TASK DESCRIPTION: Go through the listing and copy every line word for word.

☆ ☆ ☆ ☆ ☆ ☆ ☆

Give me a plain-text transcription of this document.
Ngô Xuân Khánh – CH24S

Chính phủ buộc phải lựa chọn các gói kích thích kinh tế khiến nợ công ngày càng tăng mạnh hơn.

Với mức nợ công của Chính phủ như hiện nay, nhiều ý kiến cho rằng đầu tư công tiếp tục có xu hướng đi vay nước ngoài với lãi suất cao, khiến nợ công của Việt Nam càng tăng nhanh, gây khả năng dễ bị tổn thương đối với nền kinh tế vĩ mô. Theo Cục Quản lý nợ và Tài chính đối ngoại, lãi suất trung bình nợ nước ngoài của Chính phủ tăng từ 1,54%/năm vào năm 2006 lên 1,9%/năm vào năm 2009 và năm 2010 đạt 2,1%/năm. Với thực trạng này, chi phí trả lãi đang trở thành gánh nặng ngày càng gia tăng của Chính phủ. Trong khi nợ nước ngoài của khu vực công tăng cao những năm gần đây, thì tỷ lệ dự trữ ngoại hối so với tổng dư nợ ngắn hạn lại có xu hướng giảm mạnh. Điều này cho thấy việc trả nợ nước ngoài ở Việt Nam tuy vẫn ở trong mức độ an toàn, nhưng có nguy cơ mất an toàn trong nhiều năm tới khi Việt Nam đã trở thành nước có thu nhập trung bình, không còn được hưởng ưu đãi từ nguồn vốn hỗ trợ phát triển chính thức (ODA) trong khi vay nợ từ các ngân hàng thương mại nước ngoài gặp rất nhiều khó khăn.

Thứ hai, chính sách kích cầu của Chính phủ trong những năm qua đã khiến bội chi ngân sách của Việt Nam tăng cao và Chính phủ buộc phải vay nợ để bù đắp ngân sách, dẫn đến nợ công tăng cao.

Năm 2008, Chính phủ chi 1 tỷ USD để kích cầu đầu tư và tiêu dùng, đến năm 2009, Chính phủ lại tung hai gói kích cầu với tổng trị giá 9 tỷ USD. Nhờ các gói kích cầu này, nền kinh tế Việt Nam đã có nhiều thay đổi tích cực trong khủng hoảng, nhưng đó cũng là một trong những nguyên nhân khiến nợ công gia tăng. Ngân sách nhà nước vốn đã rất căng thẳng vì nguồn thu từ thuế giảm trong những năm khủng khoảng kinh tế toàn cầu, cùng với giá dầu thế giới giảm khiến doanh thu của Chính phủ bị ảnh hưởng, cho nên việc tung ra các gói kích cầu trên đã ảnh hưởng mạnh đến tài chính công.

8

☆ ☆ ☆ ☆ ☆ ☆ ☆

OUTPUT FOR THIS EXERCISE:
Give me a plain-text transcription of this document.
Ngô Xuân Khánh – CH24S

Chính phủ buộc phải lựa chọn các gói kích thích kinh tế khiến nợ công ngày càng tăng mạnh hơn.

Với mức nợ công của Chính phủ như hiện nay, nhiều ý kiến cho rằng đầu tư công tiếp tục có xu hướng đi vay nước ngoài với lãi suất cao, khiến nợ công của Việt Nam càng tăng nhanh, gây khả năng dễ bị tổn thương đối với nền kinh tế vĩ mô. Theo Cục Quản lý nợ và Tài chính đối ngoại, lãi suất trung bình nợ nước ngoài của Chính phủ tăng từ 1,54%/năm vào năm 2006 lên 1,9%/năm vào năm 2009 và năm 2010 đạt 2,1%/năm. Với thực trạng này, chi phí trả lãi đang trở thành gánh nặng ngày càng gia tăng của Chính phủ. Trong khi nợ nước ngoài của khu vực công tăng cao những năm gần đây, thì tỷ lệ dự trữ ngoại hối so với tổng dư nợ ngắn hạn lại có xu hướng giảm mạnh. Điều này cho thấy việc trả nợ nước ngoài ở Việt Nam tuy vẫn ở trong mức độ an toàn, nhưng có nguy cơ mất an toàn trong nhiều năm tới khi Việt Nam đã trở thành nước có thu nhập trung bình, không còn được hưởng ưu đãi từ nguồn vốn hỗ trợ phát triển chính thức (ODA) trong khi vay nợ từ các ngân hàng thương mại nước ngoài gặp rất nhiều khó khăn.

Thứ hai, chính sách kích cầu của Chính phủ trong những năm qua đã khiến bội chi ngân sách của Việt Nam tăng cao và Chính phủ buộc phải vay nợ để bù đắp ngân sách, dẫn đến nợ công tăng cao.

Năm 2008, Chính phủ chi 1 tỷ USD để kích cầu đầu tư và tiêu dùng, đến năm 2009, Chính phủ lại tung hai gói kích cầu với tổng trị giá 9 tỷ USD. Nhờ các gói kích cầu này, nền kinh tế Việt Nam đã có nhiều thay đổi tích cực trong khủng hoảng, nhưng đó cũng là một trong những nguyên nhân khiến nợ công gia tăng. Ngân sách nhà nước vốn đã rất căng thẳng vì nguồn thu từ thuế giảm trong những năm khủng khoảng kinh tế toàn cầu, cùng với giá dầu thế giới giảm khiến doanh thu của Chính phủ bị ảnh hưởng, cho nên việc tung ra các gói kích cầu trên đã ảnh hưởng mạnh đến tài chính công.

8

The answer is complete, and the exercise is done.